» **What you have to do**
Transcribe all the records with complete accuracy.

» **Extracted information**

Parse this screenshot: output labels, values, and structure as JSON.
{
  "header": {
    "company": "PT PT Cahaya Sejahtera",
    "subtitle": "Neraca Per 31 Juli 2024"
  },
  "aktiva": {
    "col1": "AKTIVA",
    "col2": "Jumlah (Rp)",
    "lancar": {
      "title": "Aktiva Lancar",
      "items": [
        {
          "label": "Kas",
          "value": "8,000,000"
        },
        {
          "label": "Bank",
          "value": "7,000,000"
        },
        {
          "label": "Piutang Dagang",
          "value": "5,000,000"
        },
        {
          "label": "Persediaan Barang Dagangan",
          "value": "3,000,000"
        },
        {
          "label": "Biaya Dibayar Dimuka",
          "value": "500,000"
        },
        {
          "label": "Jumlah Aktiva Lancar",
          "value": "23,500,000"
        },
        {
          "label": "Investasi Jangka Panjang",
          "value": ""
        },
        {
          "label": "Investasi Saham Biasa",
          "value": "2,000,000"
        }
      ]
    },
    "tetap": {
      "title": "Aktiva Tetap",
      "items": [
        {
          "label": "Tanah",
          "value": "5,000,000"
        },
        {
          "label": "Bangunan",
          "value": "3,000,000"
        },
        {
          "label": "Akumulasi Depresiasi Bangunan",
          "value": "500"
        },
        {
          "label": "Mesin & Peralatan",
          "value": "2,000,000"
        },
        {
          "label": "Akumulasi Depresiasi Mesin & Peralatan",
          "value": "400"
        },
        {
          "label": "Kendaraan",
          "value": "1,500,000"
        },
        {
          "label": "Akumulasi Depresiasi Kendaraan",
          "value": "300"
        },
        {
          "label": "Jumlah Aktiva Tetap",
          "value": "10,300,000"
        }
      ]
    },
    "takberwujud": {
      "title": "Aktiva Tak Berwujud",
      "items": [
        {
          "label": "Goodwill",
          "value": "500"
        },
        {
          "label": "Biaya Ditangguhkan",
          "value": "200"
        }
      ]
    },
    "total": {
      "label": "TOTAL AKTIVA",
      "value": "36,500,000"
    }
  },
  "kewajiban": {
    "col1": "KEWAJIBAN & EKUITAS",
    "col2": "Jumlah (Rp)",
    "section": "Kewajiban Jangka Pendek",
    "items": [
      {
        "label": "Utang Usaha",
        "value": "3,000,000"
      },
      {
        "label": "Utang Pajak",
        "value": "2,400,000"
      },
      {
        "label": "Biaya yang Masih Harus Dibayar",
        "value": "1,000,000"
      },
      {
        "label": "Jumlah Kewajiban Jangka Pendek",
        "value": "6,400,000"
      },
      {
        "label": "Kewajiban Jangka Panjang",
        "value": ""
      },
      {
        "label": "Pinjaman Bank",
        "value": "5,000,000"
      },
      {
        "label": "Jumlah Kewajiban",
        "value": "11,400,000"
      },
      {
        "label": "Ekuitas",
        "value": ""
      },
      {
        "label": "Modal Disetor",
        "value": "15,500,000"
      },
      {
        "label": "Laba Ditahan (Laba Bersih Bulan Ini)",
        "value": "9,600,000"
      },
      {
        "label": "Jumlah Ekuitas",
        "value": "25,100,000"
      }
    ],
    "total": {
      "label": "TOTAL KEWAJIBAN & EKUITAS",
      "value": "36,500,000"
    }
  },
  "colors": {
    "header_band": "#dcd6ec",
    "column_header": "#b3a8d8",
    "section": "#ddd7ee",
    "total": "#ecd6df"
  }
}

» **Output of the exercise**
Parse this screenshot: output labels, values, and structure as JSON.
{
  "header": {
    "company": "PT PT Cahaya Sejahtera",
    "subtitle": "Neraca Per 31 Juli 2024"
  },
  "aktiva": {
    "col1": "AKTIVA",
    "col2": "Jumlah (Rp)",
    "lancar": {
      "title": "Aktiva Lancar",
      "items": [
        {
          "label": "Kas",
          "value": "8,000,000"
        },
        {
          "label": "Bank",
          "value": "7,000,000"
        },
        {
          "label": "Piutang Dagang",
          "value": "5,000,000"
        },
        {
          "label": "Persediaan Barang Dagangan",
          "value": "3,000,000"
        },
        {
          "label": "Biaya Dibayar Dimuka",
          "value": "500,000"
        },
        {
          "label": "Jumlah Aktiva Lancar",
          "value": "23,500,000"
        },
        {
          "label": "Investasi Jangka Panjang",
          "value": ""
        },
        {
          "label": "Investasi Saham Biasa",
          "value": "2,000,000"
        }
      ]
    },
    "tetap": {
      "title": "Aktiva Tetap",
      "items": [
        {
          "label": "Tanah",
          "value": "5,000,000"
        },
        {
          "label": "Bangunan",
          "value": "3,000,000"
        },
        {
          "label": "Akumulasi Depresiasi Bangunan",
          "value": "500"
        },
        {
          "label": "Mesin & Peralatan",
          "value": "2,000,000"
        },
        {
          "label": "Akumulasi Depresiasi Mesin & Peralatan",
          "value": "400"
        },
        {
          "label": "Kendaraan",
          "value": "1,500,000"
        },
        {
          "label": "Akumulasi Depresiasi Kendaraan",
          "value": "300"
        },
        {
          "label": "Jumlah Aktiva Tetap",
          "value": "10,300,000"
        }
      ]
    },
    "takberwujud": {
      "title": "Aktiva Tak Berwujud",
      "items": [
        {
          "label": "Goodwill",
          "value": "500"
        },
        {
          "label": "Biaya Ditangguhkan",
          "value": "200"
        }
      ]
    },
    "total": {
      "label": "TOTAL AKTIVA",
      "value": "36,500,000"
    }
  },
  "kewajiban": {
    "col1": "KEWAJIBAN & EKUITAS",
    "col2": "Jumlah (Rp)",
    "section": "Kewajiban Jangka Pendek",
    "items": [
      {
        "label": "Utang Usaha",
        "value": "3,000,000"
      },
      {
        "label": "Utang Pajak",
        "value": "2,400,000"
      },
      {
        "label": "Biaya yang Masih Harus Dibayar",
        "value": "1,000,000"
      },
      {
        "label": "Jumlah Kewajiban Jangka Pendek",
        "value": "6,400,000"
      },
      {
        "label": "Kewajiban Jangka Panjang",
        "value": ""
      },
      {
        "label": "Pinjaman Bank",
        "value": "5,000,000"
      },
      {
        "label": "Jumlah Kewajiban",
        "value": "11,400,000"
      },
      {
        "label": "Ekuitas",
        "value": ""
      },
      {
        "label": "Modal Disetor",
        "value": "15,500,000"
      },
      {
        "label": "Laba Ditahan (Laba Bersih Bulan Ini)",
        "value": "9,600,000"
      },
      {
        "label": "Jumlah Ekuitas",
        "value": "25,100,000"
      }
    ],
    "total": {
      "label": "TOTAL KEWAJIBAN & EKUITAS",
      "value": "36,500,000"
    }
  },
  "colors": {
    "header_band": "#dcd6ec",
    "column_header": "#b3a8d8",
    "section": "#ddd7ee",
    "total": "#ecd6df"
  }
}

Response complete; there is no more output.